- Developers: Argonaut Games; Argonaut Sheffield; Möbius Entertainment (GBA);
- Publishers: Electronic Arts; Lego Interactive; THQ (GBA); Feral Interactive (OS X);
- Platforms: GameCube, Game Boy Advance, Mac OS X, PlayStation 2, Xbox, Windows
- Release: Game Boy AdvanceNA: September 9, 2003; EU: September 26, 2003; GameCube, PlayStation 2, XboxEU: October 10, 2003 (PS2); EU: October 17, 2003 (Xbox); NA: October 20, 2003; EU: October 31, 2003 (GC); WindowsNA: October 28, 2003; EU: October 31, 2003; Mac OS XWW: January 22, 2005;
- Genre: Platform
- Mode: Single-player

= Bionicle (video game) =

2003 video game

Bionicle (also known as Bionicle: The Game) is a 2003 platform video game in the greater Bionicle franchise developed by Argonaut Games and published by Electronic Arts and Lego Interactive for GameCube, PlayStation 2, Xbox, and Microsoft Windows. A port was released for Mac OS X, and a version was also developed for the Game Boy Advance. In the home console version, the player controls the Toa, elementally-powered warriors, as they traverse through levels; some levels are 3D platformers, while others utilize mechanics like snowboarding or lava surfing. The game's story, which takes creative liberties with the official Bionicle story, follows the Toa as they defend the island of Mata Nui from the return of the evil Makuta and his minions.

RECORDED INFORMATION:
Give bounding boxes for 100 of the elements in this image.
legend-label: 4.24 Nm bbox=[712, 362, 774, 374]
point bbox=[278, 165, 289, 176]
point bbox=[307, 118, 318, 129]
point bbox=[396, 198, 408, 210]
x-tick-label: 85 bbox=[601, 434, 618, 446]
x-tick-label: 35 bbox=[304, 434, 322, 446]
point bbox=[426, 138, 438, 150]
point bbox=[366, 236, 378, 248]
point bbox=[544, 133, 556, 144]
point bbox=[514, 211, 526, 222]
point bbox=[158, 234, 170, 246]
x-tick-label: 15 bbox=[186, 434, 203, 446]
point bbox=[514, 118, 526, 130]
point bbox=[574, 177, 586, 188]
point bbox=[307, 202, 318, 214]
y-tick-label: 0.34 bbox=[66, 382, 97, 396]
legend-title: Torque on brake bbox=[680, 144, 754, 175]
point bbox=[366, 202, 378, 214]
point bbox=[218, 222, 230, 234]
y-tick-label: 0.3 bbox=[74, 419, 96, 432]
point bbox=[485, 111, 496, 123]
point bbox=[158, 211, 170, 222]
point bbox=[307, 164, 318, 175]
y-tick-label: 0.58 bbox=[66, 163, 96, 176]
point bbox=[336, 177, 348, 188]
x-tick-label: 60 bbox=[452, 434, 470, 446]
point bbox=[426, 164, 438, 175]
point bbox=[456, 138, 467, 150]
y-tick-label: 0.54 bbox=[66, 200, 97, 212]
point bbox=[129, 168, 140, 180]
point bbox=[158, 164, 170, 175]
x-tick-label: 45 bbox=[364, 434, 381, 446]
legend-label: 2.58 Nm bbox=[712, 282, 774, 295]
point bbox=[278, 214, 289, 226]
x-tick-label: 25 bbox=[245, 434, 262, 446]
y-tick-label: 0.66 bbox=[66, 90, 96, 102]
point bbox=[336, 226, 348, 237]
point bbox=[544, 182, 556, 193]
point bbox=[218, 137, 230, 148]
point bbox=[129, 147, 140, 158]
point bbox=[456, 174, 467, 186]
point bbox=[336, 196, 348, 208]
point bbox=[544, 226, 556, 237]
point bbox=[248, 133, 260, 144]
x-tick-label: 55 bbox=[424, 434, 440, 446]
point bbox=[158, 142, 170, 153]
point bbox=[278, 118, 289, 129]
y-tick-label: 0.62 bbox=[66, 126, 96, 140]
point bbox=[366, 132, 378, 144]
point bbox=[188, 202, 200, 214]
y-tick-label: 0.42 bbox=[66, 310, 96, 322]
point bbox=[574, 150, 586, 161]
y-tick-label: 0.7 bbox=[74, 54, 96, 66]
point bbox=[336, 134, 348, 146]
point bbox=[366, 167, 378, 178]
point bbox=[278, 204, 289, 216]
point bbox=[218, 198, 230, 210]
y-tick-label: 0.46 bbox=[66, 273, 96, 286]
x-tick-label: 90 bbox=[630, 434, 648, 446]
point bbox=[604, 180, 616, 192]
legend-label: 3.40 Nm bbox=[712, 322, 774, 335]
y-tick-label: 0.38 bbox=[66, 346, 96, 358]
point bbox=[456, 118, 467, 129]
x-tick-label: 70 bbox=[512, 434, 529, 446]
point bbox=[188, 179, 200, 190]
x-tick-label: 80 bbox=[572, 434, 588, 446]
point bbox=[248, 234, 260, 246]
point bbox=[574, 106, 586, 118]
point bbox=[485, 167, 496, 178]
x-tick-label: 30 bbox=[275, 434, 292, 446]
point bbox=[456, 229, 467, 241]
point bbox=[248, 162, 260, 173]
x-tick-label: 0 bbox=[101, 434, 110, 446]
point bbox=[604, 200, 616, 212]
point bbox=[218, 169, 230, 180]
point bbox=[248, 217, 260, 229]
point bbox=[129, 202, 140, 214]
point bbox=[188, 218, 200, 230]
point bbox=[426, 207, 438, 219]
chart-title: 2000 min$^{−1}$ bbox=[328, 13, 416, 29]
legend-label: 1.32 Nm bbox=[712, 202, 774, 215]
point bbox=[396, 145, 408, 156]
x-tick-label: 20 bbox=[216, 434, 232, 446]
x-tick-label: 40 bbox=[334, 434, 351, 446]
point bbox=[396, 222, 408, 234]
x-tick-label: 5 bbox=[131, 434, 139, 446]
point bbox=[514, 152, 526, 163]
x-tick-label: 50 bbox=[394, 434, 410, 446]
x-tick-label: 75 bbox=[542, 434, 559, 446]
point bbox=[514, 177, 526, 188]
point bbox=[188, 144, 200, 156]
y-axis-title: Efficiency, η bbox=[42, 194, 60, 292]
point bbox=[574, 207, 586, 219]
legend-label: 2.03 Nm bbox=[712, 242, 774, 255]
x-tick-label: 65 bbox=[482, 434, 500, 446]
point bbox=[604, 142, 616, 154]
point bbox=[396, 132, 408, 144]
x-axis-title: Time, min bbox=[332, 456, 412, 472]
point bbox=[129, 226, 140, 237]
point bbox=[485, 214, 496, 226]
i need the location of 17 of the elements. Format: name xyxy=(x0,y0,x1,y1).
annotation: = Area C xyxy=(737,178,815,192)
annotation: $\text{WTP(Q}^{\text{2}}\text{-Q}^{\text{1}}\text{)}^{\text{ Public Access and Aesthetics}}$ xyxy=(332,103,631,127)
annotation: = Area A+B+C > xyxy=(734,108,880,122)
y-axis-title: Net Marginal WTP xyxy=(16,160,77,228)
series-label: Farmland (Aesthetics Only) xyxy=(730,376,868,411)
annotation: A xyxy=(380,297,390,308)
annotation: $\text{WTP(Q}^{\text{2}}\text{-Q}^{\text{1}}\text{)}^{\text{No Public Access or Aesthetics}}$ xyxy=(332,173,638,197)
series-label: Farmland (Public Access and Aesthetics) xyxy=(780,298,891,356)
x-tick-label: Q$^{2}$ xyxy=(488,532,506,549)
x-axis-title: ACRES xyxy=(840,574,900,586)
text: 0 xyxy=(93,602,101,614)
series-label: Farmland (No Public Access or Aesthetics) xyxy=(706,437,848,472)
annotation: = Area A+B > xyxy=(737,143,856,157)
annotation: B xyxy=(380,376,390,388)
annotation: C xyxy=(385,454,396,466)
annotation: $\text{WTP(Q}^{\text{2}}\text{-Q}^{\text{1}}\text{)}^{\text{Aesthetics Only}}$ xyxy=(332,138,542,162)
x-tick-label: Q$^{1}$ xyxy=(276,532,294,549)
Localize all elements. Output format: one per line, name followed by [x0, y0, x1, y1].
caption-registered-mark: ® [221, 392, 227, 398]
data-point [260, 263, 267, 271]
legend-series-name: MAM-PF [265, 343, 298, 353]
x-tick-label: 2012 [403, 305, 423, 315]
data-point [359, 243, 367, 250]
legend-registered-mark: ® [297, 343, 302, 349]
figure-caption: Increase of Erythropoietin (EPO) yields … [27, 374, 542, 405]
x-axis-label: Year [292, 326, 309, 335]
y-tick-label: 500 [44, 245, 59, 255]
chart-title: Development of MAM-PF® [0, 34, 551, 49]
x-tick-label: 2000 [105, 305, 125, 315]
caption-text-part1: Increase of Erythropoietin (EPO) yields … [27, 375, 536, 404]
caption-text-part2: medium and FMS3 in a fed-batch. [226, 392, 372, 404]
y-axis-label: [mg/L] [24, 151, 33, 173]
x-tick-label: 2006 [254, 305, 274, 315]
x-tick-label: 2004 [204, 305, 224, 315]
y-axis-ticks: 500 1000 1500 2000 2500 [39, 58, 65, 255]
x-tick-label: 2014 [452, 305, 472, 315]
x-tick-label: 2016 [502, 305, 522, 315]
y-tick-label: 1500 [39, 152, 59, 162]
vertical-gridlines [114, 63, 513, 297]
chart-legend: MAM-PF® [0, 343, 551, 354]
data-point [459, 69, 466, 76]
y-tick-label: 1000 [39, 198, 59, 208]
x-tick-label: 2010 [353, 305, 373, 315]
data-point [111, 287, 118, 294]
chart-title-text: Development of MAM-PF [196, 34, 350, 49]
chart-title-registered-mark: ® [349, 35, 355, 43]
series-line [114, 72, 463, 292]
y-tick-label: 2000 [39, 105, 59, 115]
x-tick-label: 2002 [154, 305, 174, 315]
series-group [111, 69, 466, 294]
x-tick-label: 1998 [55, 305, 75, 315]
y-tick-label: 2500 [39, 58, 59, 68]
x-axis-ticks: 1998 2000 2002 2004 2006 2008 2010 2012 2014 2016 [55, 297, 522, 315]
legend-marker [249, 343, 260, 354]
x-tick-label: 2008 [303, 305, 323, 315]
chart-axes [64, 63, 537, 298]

PROBLEM REQUIREMENTS:
Decide whether each statement agrees with the text about the Bionicle video game. For each, answer yes or no and quote the deciding words from the text.
1. THQ published the Game Boy Advance version.
2. The game can be played by more than one player.
3. The game's story sticks closely to the official Bionicle story.

ANSWER TO THE PROBLEM:
1. Yes: "THQ (GBA)"
2. No: "Mode: Single-player"
3. No: "takes creative liberties with the official Bionicle story"